- _O que fazer_
Reescreva tudo desde a linha que contém "sidebar-item-learn[interactable]: Learn (70, 839, 394, 890)" até a linha que contém "984, 747, 1018)", trocando "New Item Type" por "Add Item Type". Mantenha todo o restante igual, incluindo as duas linhas das pontas.
#### Material fornecido ####
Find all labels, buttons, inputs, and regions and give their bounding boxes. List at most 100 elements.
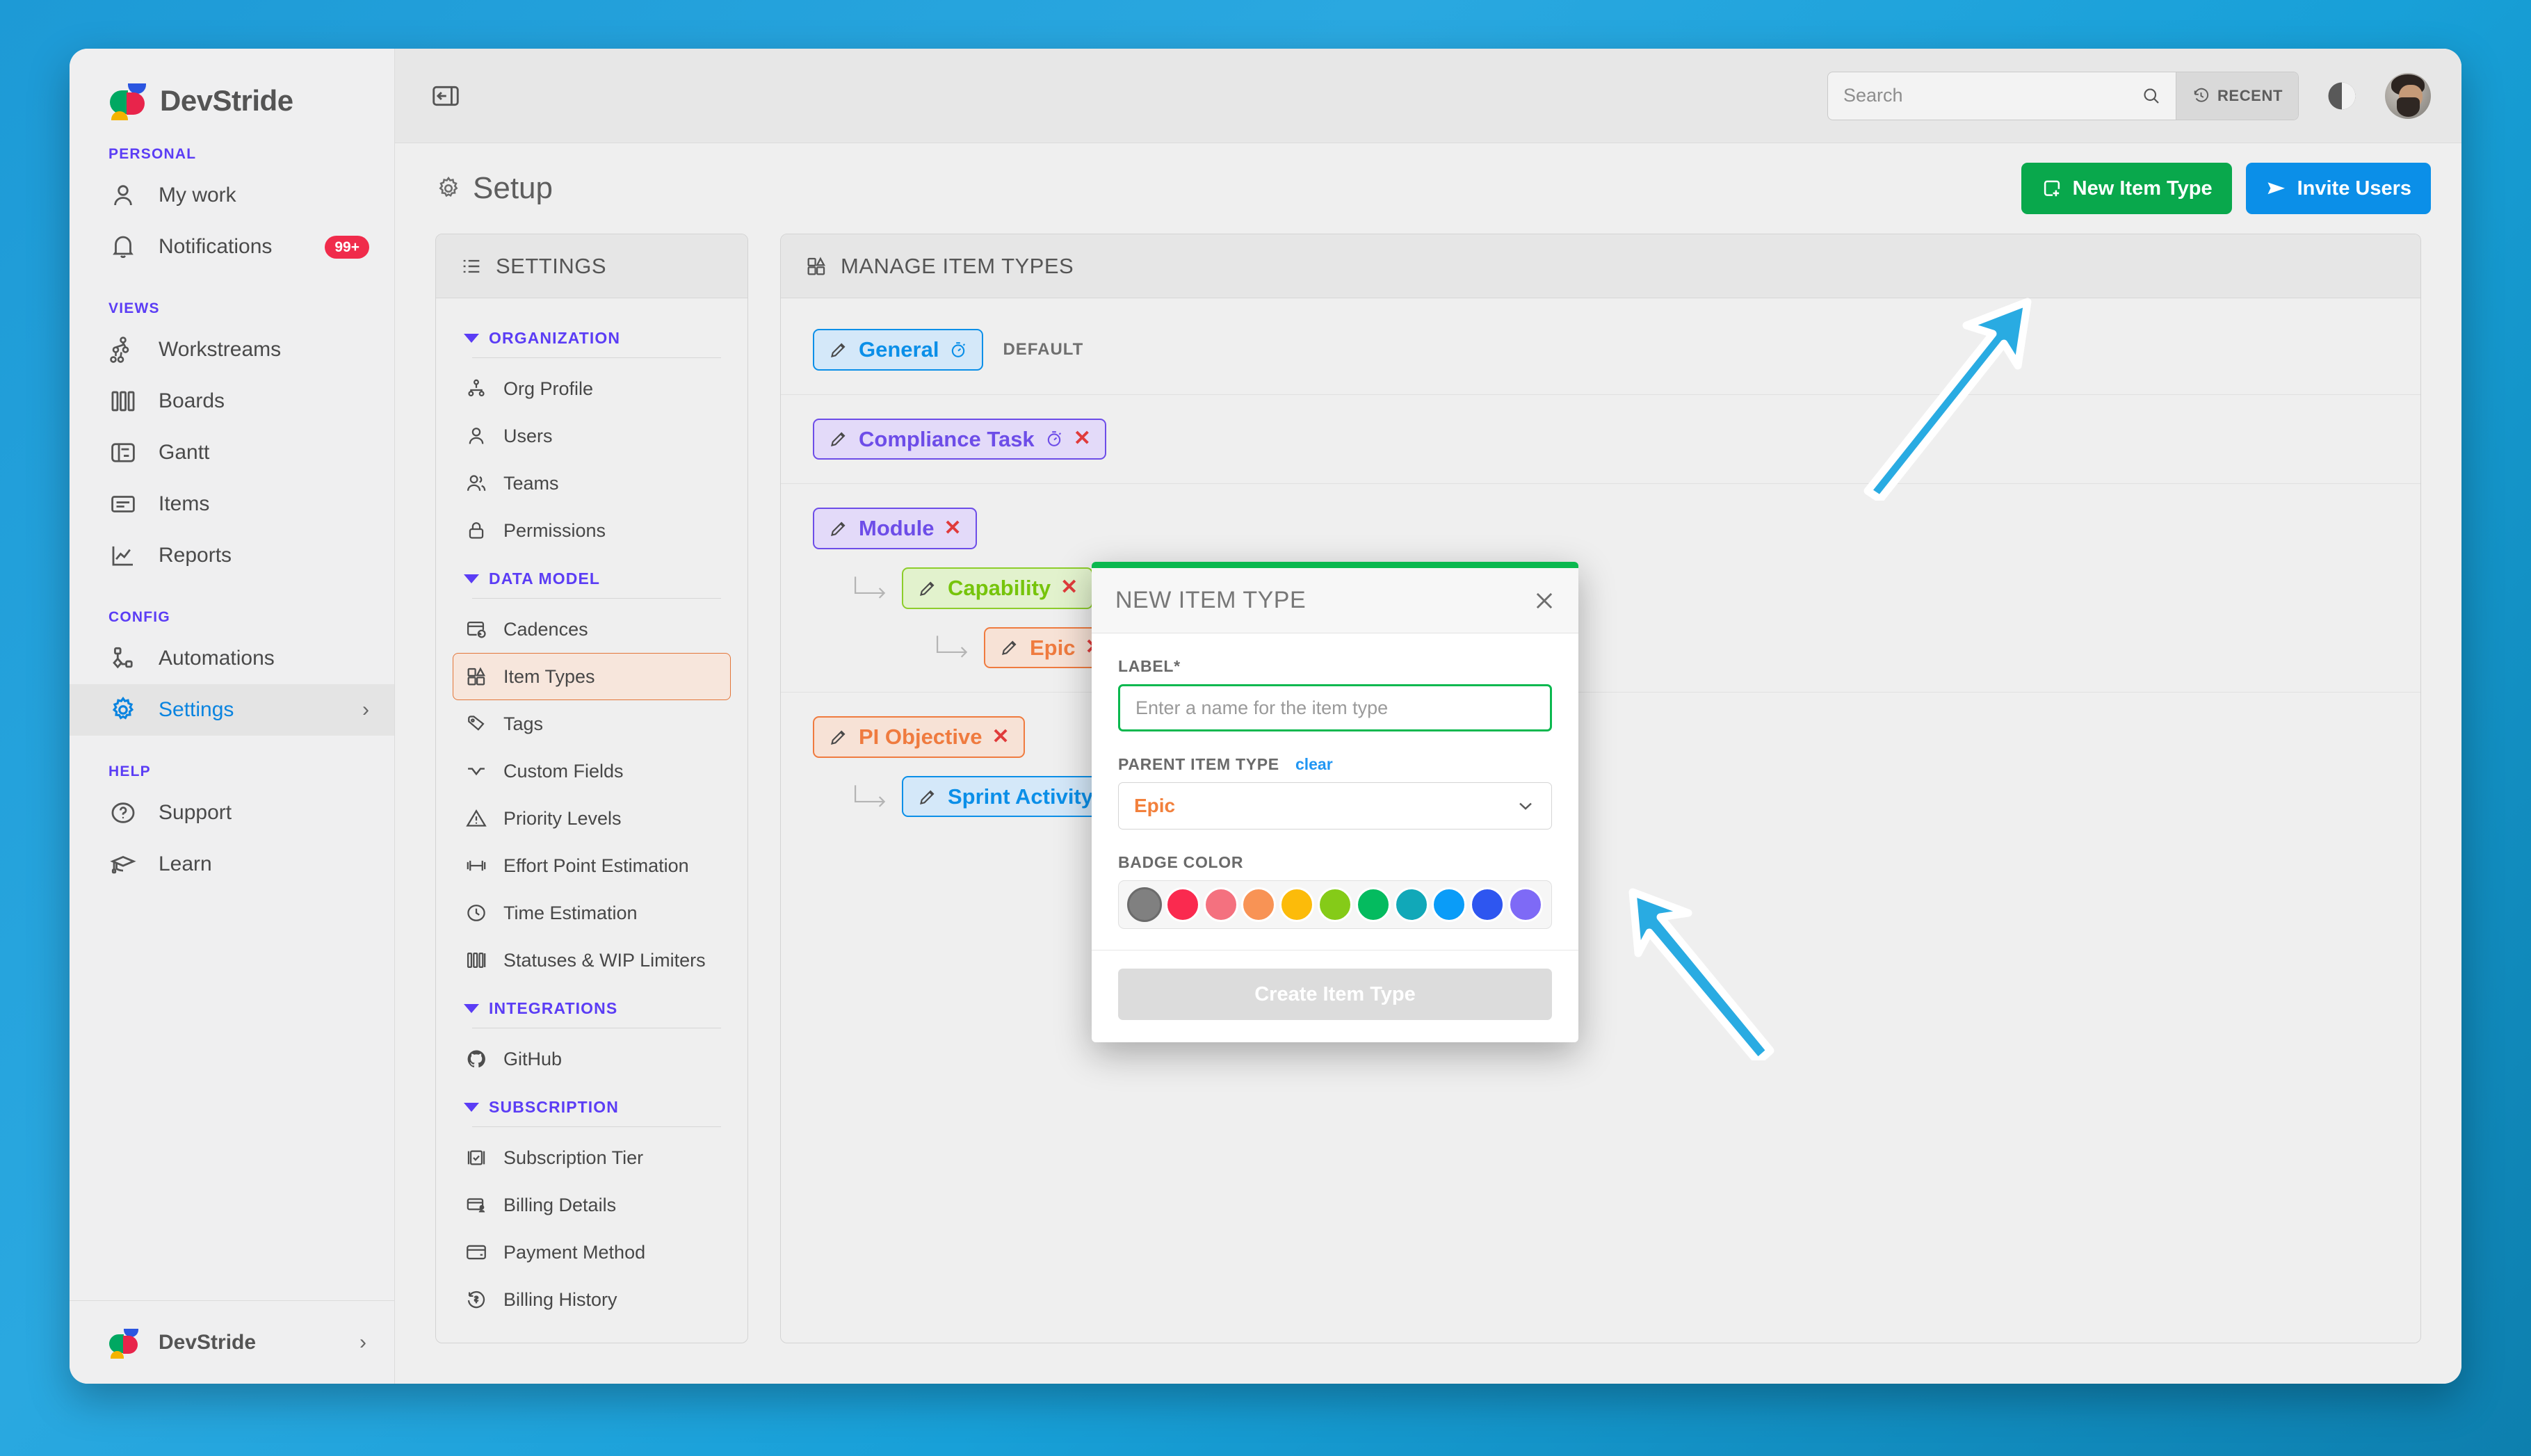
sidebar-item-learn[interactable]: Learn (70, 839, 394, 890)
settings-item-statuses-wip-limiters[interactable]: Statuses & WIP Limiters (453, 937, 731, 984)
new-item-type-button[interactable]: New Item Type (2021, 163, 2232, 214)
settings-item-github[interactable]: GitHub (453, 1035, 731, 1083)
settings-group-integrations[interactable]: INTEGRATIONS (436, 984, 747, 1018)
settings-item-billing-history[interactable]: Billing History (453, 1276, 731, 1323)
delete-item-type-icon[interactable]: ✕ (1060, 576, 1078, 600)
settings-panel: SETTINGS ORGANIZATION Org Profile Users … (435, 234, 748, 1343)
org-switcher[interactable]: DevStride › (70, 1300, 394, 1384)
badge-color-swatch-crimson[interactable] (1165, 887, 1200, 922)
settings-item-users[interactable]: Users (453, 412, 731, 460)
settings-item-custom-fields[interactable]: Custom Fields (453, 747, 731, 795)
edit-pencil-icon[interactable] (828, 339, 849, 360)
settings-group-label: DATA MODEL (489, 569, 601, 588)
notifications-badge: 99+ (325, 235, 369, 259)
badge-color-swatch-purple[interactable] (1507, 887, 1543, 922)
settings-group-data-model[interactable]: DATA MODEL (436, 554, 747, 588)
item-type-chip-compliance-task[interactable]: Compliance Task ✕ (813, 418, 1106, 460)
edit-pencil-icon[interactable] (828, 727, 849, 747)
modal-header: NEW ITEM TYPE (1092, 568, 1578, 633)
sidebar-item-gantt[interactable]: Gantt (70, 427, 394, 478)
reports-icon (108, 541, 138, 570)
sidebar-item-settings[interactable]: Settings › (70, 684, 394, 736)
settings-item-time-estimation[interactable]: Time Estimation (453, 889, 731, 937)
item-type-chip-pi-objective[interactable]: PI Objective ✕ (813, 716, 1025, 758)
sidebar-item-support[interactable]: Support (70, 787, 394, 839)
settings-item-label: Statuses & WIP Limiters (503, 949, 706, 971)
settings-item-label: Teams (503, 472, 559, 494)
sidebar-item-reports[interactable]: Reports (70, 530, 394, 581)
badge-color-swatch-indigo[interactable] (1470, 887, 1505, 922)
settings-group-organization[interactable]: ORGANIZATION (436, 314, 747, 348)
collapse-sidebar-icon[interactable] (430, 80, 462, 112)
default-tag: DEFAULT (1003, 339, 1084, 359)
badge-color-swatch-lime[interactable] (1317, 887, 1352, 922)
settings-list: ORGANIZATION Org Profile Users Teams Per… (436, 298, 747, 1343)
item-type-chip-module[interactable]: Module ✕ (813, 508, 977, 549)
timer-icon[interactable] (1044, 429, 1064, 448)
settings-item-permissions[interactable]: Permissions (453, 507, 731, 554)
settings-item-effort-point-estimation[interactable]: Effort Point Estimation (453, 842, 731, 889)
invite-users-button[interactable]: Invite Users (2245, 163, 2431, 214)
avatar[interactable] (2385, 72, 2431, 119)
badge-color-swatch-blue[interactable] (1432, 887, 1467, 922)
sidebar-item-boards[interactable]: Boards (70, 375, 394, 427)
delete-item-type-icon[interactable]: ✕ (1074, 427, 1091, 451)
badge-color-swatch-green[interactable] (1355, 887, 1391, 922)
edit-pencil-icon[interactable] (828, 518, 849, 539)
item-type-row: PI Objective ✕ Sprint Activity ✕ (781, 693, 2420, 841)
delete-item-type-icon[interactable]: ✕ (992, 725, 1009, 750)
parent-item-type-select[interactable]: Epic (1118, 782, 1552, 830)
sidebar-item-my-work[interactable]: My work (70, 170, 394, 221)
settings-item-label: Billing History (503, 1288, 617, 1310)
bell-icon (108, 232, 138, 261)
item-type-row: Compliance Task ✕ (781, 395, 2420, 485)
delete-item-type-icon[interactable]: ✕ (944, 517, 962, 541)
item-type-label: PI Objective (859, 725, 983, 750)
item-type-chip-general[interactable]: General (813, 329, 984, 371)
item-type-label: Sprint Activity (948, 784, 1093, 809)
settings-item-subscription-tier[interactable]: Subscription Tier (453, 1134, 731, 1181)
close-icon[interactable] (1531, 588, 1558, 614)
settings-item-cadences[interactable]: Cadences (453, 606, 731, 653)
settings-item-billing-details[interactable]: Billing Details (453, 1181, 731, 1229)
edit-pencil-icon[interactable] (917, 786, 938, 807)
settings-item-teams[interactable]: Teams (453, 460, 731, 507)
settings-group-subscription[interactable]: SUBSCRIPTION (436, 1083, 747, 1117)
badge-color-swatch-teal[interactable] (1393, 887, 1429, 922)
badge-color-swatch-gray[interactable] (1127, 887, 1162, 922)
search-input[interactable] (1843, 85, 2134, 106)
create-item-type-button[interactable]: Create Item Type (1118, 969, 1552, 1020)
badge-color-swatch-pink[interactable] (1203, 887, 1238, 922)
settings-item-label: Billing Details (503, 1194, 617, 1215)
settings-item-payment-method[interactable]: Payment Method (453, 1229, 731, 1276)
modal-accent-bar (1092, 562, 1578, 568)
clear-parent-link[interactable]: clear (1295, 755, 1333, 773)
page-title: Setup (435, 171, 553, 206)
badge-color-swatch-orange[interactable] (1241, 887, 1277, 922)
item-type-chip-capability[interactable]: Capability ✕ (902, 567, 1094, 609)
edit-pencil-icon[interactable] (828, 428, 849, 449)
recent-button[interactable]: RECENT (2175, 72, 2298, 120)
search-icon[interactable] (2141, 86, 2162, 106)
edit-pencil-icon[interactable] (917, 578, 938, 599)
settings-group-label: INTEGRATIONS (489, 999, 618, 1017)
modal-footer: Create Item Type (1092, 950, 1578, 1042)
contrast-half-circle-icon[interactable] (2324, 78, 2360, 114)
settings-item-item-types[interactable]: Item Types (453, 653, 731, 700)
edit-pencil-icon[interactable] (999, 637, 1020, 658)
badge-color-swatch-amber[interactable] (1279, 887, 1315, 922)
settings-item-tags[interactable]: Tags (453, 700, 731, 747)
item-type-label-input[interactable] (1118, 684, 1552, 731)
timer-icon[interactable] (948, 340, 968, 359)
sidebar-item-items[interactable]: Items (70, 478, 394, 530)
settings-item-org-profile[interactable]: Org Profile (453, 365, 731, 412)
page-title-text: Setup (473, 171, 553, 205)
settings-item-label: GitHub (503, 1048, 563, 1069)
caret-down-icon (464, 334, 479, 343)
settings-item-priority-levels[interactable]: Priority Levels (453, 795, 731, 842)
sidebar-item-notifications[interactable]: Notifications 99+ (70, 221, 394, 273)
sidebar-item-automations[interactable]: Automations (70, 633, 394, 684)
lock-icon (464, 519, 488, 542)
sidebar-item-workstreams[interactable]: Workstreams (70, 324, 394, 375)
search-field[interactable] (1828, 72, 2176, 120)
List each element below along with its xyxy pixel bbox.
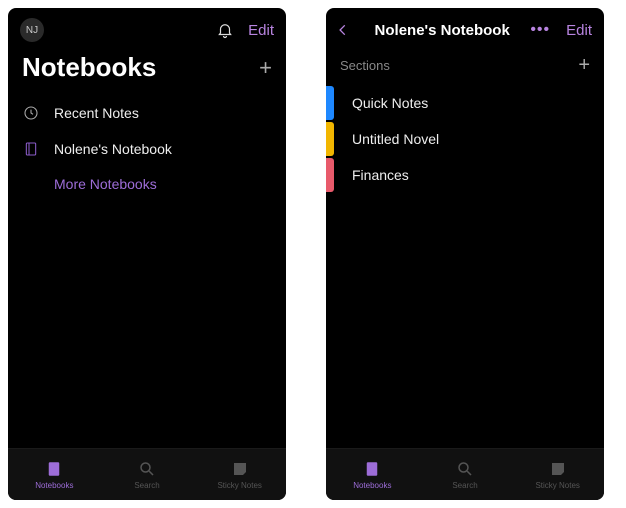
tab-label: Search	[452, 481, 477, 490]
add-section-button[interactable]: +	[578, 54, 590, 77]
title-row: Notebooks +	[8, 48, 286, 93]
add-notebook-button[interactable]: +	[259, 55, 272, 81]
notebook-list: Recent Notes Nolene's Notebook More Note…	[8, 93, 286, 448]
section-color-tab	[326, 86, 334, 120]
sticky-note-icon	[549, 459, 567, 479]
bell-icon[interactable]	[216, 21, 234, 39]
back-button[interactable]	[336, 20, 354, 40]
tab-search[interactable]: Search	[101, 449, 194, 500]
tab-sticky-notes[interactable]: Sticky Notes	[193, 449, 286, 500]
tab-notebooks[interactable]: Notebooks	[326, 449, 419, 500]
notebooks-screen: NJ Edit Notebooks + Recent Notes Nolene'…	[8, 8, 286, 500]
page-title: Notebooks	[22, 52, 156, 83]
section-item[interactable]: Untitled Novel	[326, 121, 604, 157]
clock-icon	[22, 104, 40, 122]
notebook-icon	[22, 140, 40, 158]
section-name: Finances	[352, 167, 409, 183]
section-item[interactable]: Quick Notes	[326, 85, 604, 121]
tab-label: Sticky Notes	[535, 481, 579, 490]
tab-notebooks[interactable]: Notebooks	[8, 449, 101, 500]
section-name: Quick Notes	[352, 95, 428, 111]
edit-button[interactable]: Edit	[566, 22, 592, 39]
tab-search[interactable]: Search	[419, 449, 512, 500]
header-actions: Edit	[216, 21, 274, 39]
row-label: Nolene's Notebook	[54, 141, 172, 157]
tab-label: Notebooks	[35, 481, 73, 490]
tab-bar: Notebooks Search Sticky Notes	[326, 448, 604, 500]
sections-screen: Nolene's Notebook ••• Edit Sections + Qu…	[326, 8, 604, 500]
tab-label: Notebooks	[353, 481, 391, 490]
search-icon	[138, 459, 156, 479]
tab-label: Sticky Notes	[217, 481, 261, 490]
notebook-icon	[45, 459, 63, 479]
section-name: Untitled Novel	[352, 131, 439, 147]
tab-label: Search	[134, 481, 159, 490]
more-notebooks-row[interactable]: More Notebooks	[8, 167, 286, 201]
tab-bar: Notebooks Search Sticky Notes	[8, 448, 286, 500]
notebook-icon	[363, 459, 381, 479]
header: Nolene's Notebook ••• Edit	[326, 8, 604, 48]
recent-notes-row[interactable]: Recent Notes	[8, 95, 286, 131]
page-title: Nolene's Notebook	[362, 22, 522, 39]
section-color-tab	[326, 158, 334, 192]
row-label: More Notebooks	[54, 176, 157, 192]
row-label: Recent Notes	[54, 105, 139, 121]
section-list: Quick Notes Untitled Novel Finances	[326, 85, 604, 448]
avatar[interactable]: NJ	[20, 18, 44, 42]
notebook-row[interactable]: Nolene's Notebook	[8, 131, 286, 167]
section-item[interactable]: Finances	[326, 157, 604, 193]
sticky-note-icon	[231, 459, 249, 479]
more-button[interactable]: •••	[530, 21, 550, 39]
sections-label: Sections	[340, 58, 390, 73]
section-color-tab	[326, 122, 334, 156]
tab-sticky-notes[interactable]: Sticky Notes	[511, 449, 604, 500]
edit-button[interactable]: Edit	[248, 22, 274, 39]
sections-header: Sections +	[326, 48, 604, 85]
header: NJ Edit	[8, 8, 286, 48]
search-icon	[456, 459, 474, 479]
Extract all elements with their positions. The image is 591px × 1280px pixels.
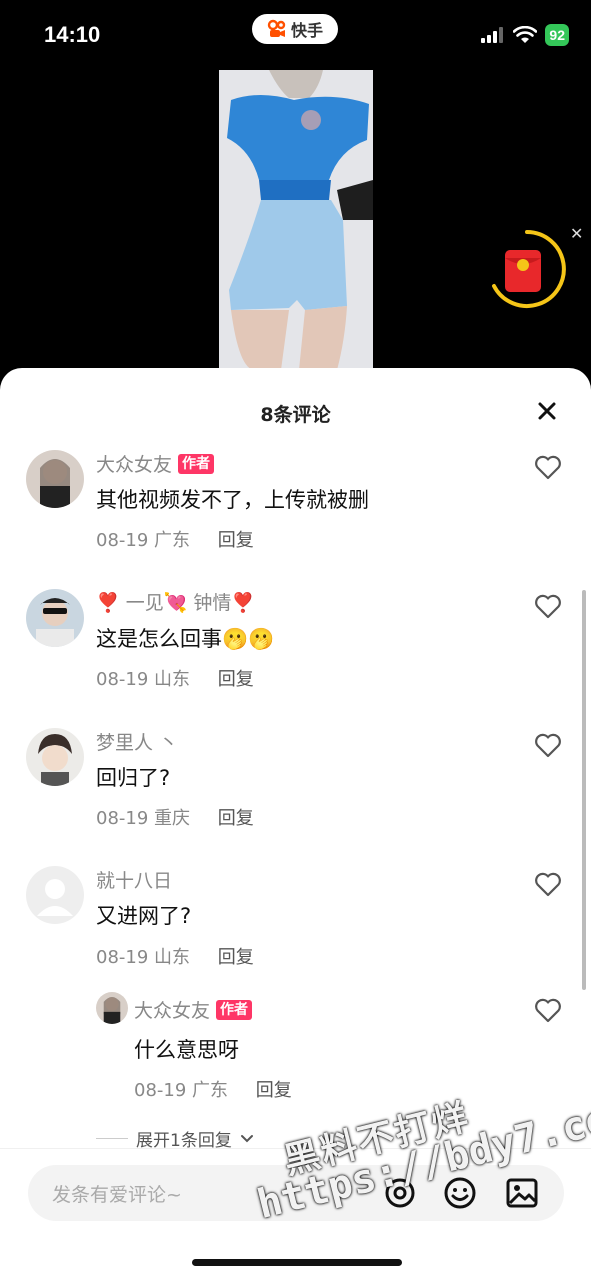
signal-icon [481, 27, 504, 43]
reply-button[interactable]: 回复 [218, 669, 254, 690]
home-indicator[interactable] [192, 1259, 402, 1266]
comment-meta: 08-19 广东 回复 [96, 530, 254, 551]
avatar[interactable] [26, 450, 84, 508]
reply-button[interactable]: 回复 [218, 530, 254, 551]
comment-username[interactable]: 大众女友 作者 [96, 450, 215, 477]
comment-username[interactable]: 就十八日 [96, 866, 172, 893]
####
- _Resultado do exercício_
sidebar-item-learn[interactable]: Learn (70, 839, 394, 890)
settings-item-statuses-wip-limiters[interactable]: Statuses & WIP Limiters (453, 937, 731, 984)
new-item-type-button[interactable]: Add Item Type (2021, 163, 2232, 214)
settings-item-github[interactable]: GitHub (453, 1035, 731, 1083)
settings-group-integrations[interactable]: INTEGRATIONS (436, 984, 747, 1018)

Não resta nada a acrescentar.